:: Given problem ::
All of the listing below must be repeated word for word. Pictures are the only thing to omit.

Data excerpts

§ §

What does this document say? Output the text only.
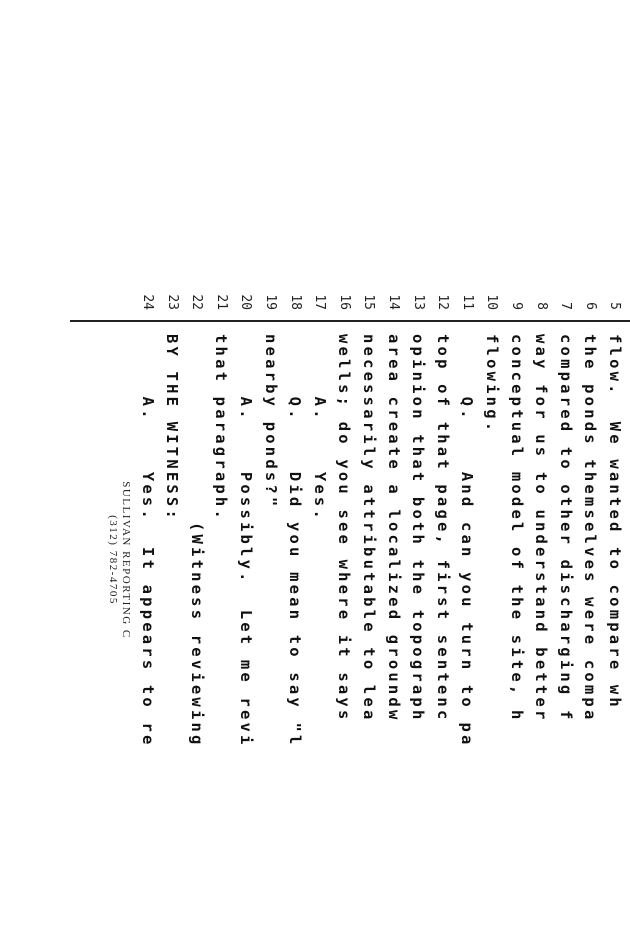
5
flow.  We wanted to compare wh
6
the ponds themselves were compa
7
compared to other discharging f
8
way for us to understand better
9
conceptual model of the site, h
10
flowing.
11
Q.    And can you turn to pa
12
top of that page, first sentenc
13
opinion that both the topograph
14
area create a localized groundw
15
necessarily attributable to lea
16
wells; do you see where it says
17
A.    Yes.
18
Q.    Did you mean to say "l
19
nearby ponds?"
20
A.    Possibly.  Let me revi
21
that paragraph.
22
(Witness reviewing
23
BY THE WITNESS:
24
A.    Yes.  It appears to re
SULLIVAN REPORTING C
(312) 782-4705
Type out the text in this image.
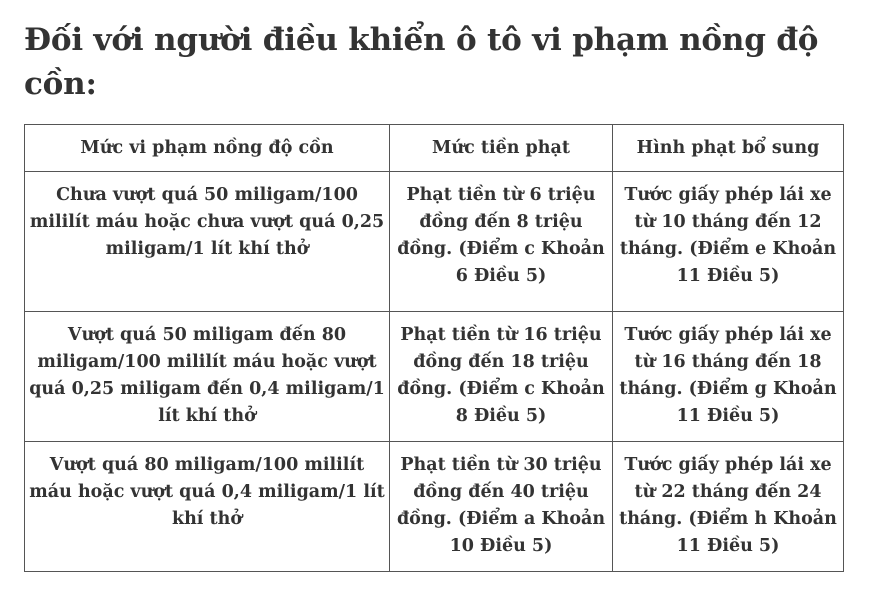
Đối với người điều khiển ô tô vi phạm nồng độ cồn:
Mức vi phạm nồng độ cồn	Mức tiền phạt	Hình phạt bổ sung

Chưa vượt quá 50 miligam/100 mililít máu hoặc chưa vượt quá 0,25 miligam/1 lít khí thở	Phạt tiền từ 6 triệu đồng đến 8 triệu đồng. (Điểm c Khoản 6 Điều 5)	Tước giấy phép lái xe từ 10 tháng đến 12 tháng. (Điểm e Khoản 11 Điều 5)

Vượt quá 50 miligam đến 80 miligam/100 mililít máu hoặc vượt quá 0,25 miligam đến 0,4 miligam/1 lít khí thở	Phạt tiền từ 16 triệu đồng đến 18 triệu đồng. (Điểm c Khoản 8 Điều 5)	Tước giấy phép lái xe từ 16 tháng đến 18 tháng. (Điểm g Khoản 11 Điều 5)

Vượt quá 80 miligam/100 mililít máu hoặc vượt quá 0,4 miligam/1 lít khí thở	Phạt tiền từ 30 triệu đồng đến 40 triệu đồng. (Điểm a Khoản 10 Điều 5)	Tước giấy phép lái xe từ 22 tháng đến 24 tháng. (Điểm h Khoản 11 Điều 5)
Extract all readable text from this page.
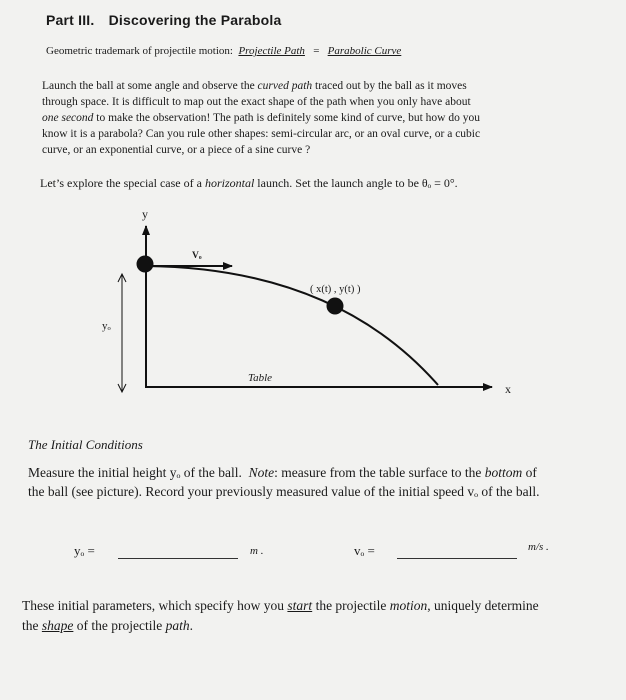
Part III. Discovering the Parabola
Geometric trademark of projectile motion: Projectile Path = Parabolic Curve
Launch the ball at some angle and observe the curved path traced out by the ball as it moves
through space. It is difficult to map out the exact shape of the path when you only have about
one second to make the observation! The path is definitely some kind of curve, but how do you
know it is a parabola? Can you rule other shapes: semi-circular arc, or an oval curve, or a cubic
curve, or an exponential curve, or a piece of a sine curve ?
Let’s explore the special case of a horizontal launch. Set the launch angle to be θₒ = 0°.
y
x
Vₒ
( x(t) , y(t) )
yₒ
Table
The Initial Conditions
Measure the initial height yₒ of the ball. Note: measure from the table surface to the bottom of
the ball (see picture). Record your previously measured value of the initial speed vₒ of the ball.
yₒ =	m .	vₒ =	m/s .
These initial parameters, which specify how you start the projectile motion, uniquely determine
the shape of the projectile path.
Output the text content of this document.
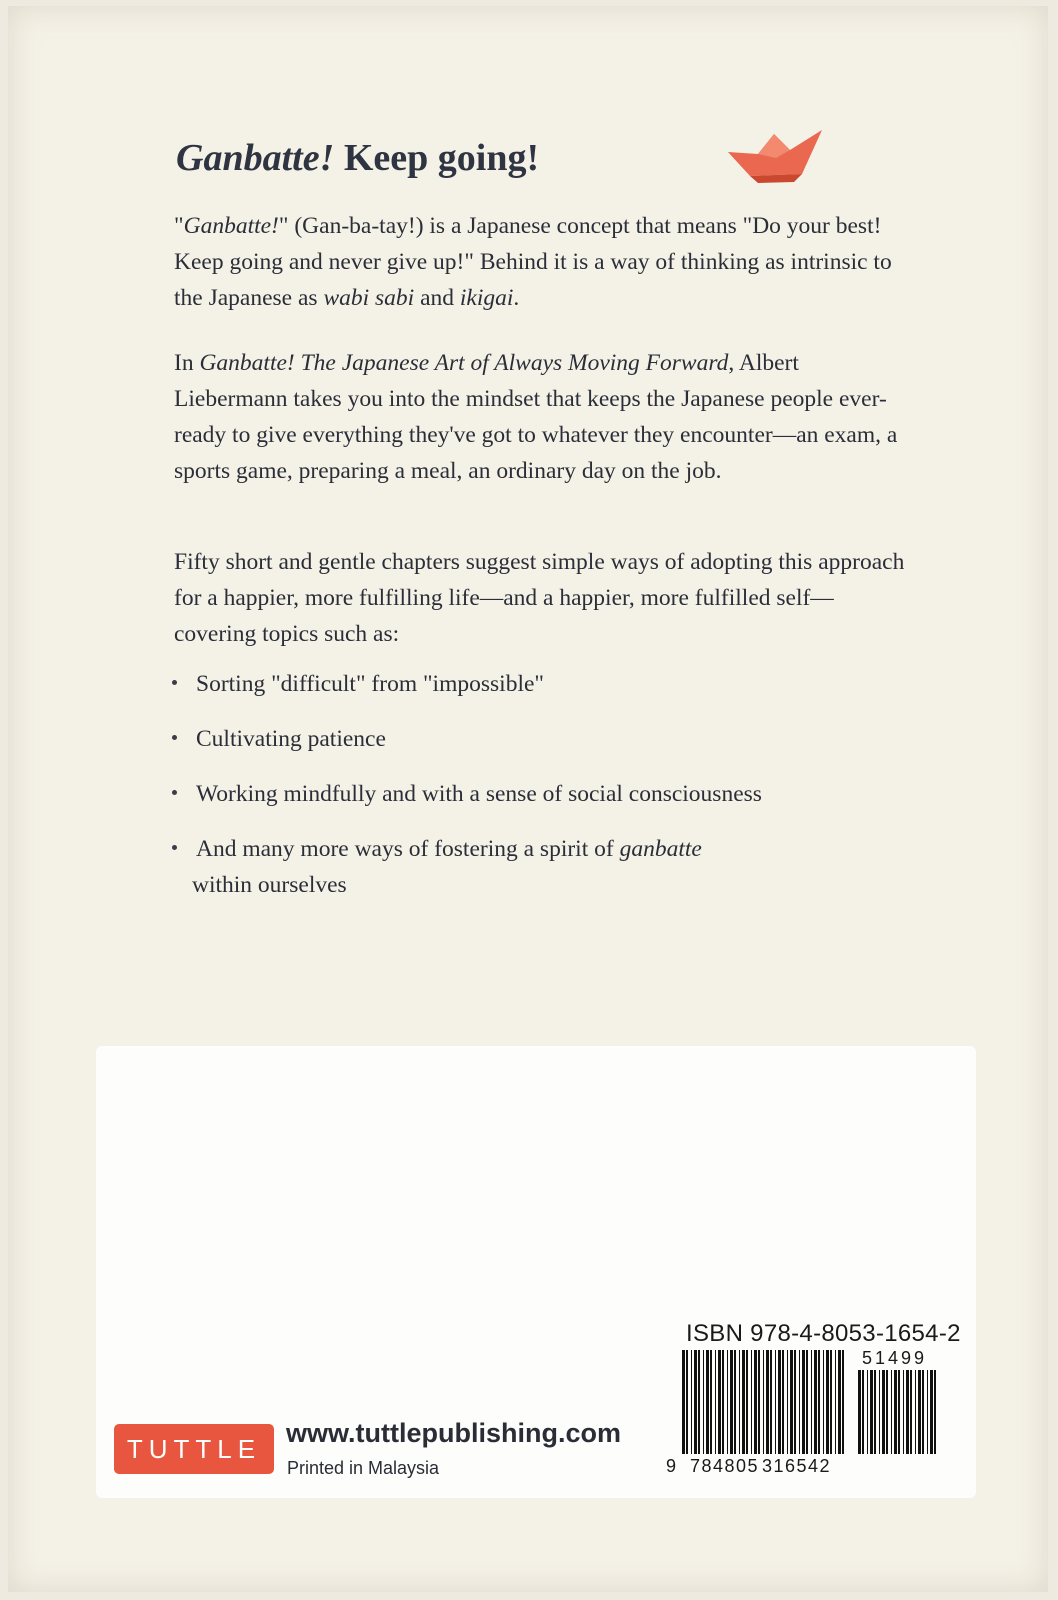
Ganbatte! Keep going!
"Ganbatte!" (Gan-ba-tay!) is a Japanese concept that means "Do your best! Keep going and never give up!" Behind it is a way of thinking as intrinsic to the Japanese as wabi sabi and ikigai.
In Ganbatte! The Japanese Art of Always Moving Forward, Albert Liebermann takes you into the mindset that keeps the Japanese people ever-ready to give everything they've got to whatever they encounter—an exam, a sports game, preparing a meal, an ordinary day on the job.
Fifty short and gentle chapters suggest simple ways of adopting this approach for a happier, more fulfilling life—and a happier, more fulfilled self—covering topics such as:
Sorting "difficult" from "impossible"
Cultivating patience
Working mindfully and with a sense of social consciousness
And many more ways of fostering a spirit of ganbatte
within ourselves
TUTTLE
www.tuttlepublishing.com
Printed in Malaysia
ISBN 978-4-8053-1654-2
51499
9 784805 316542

§ §

:: The reply ::
What does this document say? Output the text only.
5
flow.  We wanted to compare wh
6
the ponds themselves were compa
7
compared to other discharging f
8
way for us to understand better
9
conceptual model of the site, h
10
flowing.
11
Q.    And can you turn to pa
12
top of that page, first sentenc
13
opinion that both the topograph
14
area create a localized groundw
15
necessarily attributable to lea
16
wells; do you see where it says
17
A.    Yes.
18
Q.    Did you mean to say "l
19
nearby ponds?"
20
A.    Possibly.  Let me revi
21
that paragraph.
22
(Witness reviewing
23
BY THE WITNESS:
24
A.    Yes.  It appears to re
SULLIVAN REPORTING C
(312) 782-4705
Type out the text in this image.
Đối với người điều khiển ô tô vi phạm nồng độ cồn:
Mức vi phạm nồng độ cồn	Mức tiền phạt	Hình phạt bổ sung

Chưa vượt quá 50 miligam/100 mililít máu hoặc chưa vượt quá 0,25 miligam/1 lít khí thở	Phạt tiền từ 6 triệu đồng đến 8 triệu đồng. (Điểm c Khoản 6 Điều 5)	Tước giấy phép lái xe từ 10 tháng đến 12 tháng. (Điểm e Khoản 11 Điều 5)

Vượt quá 50 miligam đến 80 miligam/100 mililít máu hoặc vượt quá 0,25 miligam đến 0,4 miligam/1 lít khí thở	Phạt tiền từ 16 triệu đồng đến 18 triệu đồng. (Điểm c Khoản 8 Điều 5)	Tước giấy phép lái xe từ 16 tháng đến 18 tháng. (Điểm g Khoản 11 Điều 5)

Vượt quá 80 miligam/100 mililít máu hoặc vượt quá 0,4 miligam/1 lít khí thở	Phạt tiền từ 30 triệu đồng đến 40 triệu đồng. (Điểm a Khoản 10 Điều 5)	Tước giấy phép lái xe từ 22 tháng đến 24 tháng. (Điểm h Khoản 11 Điều 5)
Extract all readable text from this page.
Part III. Discovering the Parabola
Geometric trademark of projectile motion: Projectile Path = Parabolic Curve
Launch the ball at some angle and observe the curved path traced out by the ball as it moves
through space. It is difficult to map out the exact shape of the path when you only have about
one second to make the observation! The path is definitely some kind of curve, but how do you
know it is a parabola? Can you rule other shapes: semi-circular arc, or an oval curve, or a cubic
curve, or an exponential curve, or a piece of a sine curve ?
Let’s explore the special case of a horizontal launch. Set the launch angle to be θₒ = 0°.
y
x
Vₒ
( x(t) , y(t) )
yₒ
Table
The Initial Conditions
Measure the initial height yₒ of the ball. Note: measure from the table surface to the bottom of
the ball (see picture). Record your previously measured value of the initial speed vₒ of the ball.
yₒ =	m .	vₒ =	m/s .
These initial parameters, which specify how you start the projectile motion, uniquely determine
the shape of the projectile path.
Output the text content of this document.
Ganbatte! Keep going!
"Ganbatte!" (Gan-ba-tay!) is a Japanese concept that means "Do your best! Keep going and never give up!" Behind it is a way of thinking as intrinsic to the Japanese as wabi sabi and ikigai.
In Ganbatte! The Japanese Art of Always Moving Forward, Albert Liebermann takes you into the mindset that keeps the Japanese people ever-ready to give everything they've got to whatever they encounter—an exam, a sports game, preparing a meal, an ordinary day on the job.
Fifty short and gentle chapters suggest simple ways of adopting this approach for a happier, more fulfilling life—and a happier, more fulfilled self—covering topics such as:
Sorting "difficult" from "impossible"
Cultivating patience
Working mindfully and with a sense of social consciousness
And many more ways of fostering a spirit of ganbatte
within ourselves
TUTTLE
www.tuttlepublishing.com
Printed in Malaysia
ISBN 978-4-8053-1654-2
51499
9 784805 316542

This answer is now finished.